## Data
++++++++++++++++++++
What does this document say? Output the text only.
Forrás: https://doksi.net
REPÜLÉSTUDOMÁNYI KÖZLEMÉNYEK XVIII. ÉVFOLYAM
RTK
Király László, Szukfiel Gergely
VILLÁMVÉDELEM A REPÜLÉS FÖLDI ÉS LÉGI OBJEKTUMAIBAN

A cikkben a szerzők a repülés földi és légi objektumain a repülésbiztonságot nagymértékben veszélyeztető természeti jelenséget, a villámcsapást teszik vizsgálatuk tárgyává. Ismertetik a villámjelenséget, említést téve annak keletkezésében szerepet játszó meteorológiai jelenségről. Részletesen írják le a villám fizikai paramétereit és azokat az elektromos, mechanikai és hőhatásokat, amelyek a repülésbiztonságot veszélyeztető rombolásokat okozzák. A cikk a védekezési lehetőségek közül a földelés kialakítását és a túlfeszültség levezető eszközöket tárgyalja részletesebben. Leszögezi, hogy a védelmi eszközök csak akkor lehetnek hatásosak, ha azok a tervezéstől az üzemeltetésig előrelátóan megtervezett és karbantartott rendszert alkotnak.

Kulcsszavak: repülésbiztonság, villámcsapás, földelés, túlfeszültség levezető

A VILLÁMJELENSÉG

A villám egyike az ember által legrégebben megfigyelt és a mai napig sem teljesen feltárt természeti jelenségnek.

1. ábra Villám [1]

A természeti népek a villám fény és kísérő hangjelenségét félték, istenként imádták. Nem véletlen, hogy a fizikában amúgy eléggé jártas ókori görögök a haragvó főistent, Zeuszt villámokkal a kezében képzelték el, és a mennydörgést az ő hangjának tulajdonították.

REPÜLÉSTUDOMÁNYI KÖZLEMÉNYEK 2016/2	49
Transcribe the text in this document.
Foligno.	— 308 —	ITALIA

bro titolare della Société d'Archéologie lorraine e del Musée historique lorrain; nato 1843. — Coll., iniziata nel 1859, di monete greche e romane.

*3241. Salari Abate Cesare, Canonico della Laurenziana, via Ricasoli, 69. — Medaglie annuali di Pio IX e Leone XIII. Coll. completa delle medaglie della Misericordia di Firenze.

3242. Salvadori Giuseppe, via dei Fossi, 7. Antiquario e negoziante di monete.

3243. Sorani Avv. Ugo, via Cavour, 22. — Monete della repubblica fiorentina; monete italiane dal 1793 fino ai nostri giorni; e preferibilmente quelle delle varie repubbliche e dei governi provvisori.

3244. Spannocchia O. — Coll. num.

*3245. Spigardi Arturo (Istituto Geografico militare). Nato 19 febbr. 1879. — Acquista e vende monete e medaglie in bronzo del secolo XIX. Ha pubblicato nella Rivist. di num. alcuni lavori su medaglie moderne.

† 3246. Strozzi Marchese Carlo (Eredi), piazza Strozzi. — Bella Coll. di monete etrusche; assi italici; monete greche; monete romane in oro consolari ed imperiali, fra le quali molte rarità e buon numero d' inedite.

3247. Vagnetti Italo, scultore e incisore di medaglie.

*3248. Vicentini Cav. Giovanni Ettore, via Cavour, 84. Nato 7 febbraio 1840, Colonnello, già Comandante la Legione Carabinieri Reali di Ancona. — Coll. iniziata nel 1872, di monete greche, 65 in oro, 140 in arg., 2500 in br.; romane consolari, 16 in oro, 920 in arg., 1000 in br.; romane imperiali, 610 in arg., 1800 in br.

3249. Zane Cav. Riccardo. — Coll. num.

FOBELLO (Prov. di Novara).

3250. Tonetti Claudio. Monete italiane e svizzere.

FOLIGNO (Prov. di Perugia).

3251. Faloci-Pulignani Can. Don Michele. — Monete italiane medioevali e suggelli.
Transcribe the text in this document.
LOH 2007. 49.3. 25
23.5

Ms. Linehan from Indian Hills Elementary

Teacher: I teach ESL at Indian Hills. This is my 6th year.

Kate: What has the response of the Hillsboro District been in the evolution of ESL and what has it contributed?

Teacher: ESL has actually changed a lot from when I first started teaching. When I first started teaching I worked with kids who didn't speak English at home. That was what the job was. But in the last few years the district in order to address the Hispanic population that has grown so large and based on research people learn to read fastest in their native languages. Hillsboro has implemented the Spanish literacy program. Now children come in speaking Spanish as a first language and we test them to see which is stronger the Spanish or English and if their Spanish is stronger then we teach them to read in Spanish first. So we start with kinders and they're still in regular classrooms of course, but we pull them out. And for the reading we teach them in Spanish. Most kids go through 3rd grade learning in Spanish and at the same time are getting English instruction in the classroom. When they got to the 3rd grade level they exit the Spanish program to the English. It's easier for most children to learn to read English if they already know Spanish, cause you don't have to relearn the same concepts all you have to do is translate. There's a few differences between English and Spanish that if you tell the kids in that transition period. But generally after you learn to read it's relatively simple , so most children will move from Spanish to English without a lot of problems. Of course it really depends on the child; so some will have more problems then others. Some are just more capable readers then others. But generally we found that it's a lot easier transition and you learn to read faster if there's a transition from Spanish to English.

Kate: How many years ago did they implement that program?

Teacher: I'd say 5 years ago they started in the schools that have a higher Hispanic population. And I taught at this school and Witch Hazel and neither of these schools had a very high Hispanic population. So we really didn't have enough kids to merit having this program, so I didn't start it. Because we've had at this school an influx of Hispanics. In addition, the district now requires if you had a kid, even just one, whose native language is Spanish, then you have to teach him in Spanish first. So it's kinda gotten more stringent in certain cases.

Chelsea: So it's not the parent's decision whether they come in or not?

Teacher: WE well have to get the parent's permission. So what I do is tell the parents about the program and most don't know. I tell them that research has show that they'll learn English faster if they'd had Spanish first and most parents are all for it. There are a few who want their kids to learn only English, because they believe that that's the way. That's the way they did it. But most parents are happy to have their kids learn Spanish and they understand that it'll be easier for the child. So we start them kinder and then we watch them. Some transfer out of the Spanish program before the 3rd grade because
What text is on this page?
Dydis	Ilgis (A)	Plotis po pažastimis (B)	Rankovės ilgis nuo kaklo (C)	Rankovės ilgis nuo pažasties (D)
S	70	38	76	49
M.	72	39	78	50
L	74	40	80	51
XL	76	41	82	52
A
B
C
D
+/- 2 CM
++++++++++++++++++++
## Short exercise
Collect every line above that contains the word "Indian".

## The solution
Ms. Linehan from Indian Hills Elementary
Teacher: I teach ESL at Indian Hills. This is my 6th year.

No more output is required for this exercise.